--- YOUR INSTRUCTIONS ---
Take the line containing "Convert this chart" and every line after it in the data below, and print them exactly as given, with nothing else.
** Begin ENTRIES PROVIDED **
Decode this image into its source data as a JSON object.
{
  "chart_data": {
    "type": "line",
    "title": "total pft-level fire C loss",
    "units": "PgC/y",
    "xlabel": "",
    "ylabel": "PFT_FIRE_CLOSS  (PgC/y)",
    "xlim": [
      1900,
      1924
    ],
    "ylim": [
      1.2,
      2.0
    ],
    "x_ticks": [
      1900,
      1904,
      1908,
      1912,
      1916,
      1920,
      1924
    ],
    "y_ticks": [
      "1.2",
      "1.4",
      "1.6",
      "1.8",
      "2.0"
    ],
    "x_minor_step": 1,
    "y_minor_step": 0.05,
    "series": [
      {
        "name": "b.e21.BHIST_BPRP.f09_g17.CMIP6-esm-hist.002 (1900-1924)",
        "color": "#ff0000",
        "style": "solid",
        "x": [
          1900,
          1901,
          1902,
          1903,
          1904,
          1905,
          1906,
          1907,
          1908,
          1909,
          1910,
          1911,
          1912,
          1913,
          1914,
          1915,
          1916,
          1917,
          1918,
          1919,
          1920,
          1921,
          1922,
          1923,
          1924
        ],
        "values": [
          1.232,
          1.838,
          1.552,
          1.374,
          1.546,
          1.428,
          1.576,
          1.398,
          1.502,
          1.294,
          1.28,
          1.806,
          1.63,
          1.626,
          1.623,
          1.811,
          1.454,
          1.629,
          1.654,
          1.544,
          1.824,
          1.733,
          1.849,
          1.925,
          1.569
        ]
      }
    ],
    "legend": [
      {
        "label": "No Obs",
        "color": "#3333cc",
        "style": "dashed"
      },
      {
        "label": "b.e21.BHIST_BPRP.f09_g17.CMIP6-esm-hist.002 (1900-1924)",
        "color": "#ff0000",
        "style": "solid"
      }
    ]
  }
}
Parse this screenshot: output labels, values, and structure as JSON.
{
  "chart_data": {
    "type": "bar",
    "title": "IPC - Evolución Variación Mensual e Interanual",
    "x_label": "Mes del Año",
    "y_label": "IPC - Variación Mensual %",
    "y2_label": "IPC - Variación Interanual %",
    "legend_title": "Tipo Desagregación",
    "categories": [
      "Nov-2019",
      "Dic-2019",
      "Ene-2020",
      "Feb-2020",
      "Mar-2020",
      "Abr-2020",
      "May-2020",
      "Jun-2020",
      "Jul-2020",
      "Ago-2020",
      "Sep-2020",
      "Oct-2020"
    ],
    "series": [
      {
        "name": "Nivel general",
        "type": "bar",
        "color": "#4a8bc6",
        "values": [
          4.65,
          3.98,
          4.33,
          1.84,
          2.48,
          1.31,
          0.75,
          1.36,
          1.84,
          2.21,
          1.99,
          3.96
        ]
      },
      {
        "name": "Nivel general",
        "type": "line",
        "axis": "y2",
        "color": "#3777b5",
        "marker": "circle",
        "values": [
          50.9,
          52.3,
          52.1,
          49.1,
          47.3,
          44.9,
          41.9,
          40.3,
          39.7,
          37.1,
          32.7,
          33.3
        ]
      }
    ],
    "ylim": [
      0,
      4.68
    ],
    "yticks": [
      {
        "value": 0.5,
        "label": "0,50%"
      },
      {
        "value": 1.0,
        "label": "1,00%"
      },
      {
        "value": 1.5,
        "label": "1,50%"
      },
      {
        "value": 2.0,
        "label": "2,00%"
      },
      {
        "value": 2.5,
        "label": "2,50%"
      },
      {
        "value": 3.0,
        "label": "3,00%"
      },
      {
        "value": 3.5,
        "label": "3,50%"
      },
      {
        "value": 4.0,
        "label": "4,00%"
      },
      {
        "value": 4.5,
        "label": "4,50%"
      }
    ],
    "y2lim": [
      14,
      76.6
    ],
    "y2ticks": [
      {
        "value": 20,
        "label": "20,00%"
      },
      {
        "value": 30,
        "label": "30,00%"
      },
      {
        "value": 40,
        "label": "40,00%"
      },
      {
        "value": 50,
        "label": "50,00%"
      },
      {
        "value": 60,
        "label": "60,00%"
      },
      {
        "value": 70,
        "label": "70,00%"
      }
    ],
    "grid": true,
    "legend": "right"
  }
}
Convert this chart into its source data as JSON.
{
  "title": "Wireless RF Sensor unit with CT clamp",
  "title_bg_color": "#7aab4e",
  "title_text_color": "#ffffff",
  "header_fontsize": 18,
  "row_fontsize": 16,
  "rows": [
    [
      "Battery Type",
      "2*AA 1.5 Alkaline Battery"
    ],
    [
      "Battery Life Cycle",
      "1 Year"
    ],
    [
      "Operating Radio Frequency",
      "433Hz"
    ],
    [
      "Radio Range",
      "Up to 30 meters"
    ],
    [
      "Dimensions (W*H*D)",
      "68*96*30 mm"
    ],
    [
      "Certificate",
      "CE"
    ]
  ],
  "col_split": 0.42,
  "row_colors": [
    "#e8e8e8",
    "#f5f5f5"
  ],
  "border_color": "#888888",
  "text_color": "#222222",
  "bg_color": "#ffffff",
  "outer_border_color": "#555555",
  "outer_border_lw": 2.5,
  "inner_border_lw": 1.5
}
** End ENTRIES PROVIDED **
--- THE COMPLETED TASK ---
Convert this chart into its source data as JSON.
{
  "title": "Wireless RF Sensor unit with CT clamp",
  "title_bg_color": "#7aab4e",
  "title_text_color": "#ffffff",
  "header_fontsize": 18,
  "row_fontsize": 16,
  "rows": [
    [
      "Battery Type",
      "2*AA 1.5 Alkaline Battery"
    ],
    [
      "Battery Life Cycle",
      "1 Year"
    ],
    [
      "Operating Radio Frequency",
      "433Hz"
    ],
    [
      "Radio Range",
      "Up to 30 meters"
    ],
    [
      "Dimensions (W*H*D)",
      "68*96*30 mm"
    ],
    [
      "Certificate",
      "CE"
    ]
  ],
  "col_split": 0.42,
  "row_colors": [
    "#e8e8e8",
    "#f5f5f5"
  ],
  "border_color": "#888888",
  "text_color": "#222222",
  "bg_color": "#ffffff",
  "outer_border_color": "#555555",
  "outer_border_lw": 2.5,
  "inner_border_lw": 1.5
}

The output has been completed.